EXERCISE OBJECTIVE – Copy all lines holding the word "navigateur" from the entries.

INFORMATION SUPPLIED Block Start

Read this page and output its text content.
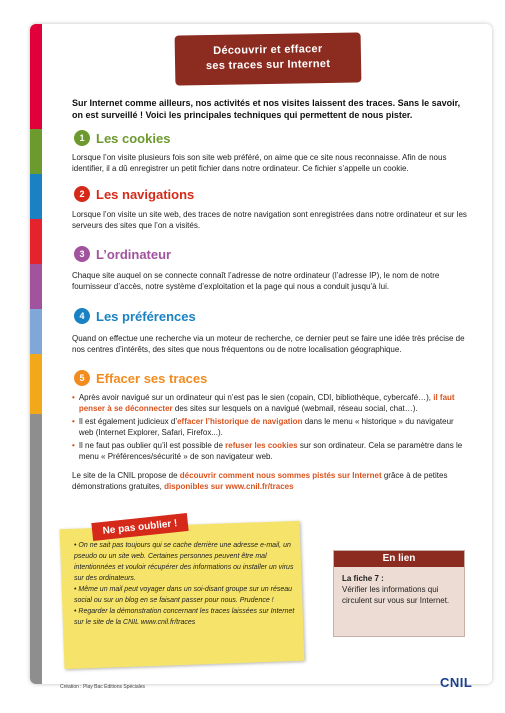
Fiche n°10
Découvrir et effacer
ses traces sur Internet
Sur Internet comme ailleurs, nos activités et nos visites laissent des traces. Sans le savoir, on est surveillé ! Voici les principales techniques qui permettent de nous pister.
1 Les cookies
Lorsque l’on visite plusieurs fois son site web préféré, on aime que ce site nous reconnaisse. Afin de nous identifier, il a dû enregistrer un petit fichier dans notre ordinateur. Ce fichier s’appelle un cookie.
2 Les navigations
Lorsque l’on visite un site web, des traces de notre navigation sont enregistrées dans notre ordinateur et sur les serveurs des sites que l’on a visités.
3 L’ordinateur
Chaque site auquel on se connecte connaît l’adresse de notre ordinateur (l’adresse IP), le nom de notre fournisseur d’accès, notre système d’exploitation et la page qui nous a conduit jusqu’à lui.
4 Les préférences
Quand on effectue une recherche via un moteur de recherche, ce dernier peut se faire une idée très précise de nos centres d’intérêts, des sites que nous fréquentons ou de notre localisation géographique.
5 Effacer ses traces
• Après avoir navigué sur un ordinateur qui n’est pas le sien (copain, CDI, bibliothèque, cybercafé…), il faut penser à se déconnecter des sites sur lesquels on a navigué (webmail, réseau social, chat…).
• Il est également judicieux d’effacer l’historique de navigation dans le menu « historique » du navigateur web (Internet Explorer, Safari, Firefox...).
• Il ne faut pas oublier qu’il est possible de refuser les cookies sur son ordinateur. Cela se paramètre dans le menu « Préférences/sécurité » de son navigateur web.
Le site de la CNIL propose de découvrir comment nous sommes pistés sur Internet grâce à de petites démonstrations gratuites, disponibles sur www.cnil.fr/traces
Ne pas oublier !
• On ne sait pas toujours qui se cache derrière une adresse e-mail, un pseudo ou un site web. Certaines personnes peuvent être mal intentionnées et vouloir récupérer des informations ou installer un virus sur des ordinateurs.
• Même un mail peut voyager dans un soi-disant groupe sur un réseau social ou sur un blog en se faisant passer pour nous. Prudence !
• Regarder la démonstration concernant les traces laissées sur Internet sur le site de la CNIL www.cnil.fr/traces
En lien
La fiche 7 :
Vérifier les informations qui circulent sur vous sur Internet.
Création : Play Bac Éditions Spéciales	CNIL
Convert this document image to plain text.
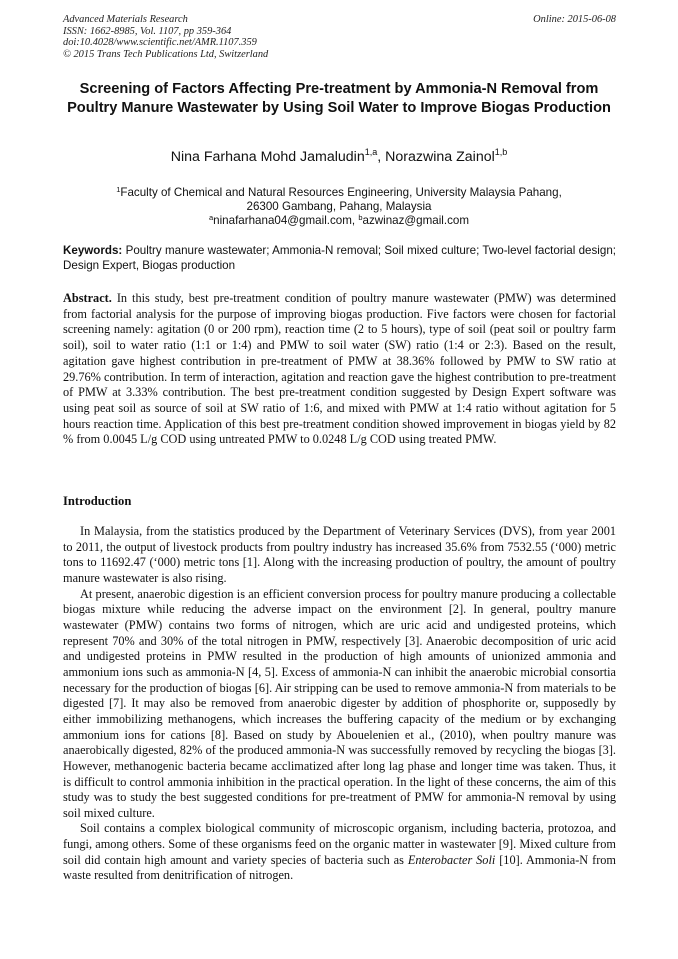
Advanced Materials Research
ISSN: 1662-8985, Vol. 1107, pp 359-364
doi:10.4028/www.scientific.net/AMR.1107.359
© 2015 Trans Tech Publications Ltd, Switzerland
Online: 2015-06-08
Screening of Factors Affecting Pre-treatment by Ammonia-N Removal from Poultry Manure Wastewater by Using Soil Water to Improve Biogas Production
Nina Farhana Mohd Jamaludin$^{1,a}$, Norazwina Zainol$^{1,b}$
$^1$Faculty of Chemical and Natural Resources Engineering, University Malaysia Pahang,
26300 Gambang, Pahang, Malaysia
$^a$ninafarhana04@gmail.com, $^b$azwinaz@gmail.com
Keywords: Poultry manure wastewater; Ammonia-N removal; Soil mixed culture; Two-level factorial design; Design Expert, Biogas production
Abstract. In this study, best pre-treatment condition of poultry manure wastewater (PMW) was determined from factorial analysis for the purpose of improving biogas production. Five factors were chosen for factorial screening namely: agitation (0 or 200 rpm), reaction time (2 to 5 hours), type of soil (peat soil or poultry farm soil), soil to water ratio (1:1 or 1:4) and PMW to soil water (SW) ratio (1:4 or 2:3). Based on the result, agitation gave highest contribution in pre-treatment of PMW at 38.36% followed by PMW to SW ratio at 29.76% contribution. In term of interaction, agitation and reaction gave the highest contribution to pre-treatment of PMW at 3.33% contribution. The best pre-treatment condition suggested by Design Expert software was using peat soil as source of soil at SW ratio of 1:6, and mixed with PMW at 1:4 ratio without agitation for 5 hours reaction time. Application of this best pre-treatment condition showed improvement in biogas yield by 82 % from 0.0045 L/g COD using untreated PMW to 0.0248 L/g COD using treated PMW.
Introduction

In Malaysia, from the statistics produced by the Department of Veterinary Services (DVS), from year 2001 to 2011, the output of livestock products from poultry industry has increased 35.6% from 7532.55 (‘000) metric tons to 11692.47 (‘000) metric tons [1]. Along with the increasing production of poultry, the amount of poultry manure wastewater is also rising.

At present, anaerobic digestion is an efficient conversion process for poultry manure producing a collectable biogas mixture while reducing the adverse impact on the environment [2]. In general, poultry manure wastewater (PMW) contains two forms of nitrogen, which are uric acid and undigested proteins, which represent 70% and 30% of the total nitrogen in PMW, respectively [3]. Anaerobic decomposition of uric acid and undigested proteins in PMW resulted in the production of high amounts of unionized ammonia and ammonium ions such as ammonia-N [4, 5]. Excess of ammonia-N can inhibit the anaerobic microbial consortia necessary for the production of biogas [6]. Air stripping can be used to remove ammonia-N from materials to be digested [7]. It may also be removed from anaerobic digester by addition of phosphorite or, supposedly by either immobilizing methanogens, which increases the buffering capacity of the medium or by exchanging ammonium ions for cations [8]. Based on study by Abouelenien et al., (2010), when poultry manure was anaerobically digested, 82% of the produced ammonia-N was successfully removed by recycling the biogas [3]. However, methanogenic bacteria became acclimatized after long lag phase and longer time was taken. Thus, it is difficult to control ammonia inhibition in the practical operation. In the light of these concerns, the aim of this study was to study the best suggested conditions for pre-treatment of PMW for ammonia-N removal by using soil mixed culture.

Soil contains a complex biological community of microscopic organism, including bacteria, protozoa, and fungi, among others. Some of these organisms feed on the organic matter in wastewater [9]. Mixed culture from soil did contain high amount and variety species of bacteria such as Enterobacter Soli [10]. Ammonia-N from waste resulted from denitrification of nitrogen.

INFORMATION SUPPLIED Block End

ANSWER TO THE PROBLEM –
• Il est également judicieux d’effacer l’historique de navigation dans le menu « historique » du navigateur web (Internet Explorer, Safari, Firefox...).
• Il ne faut pas oublier qu’il est possible de refuser les cookies sur son ordinateur. Cela se paramètre dans le menu « Préférences/sécurité » de son navigateur web.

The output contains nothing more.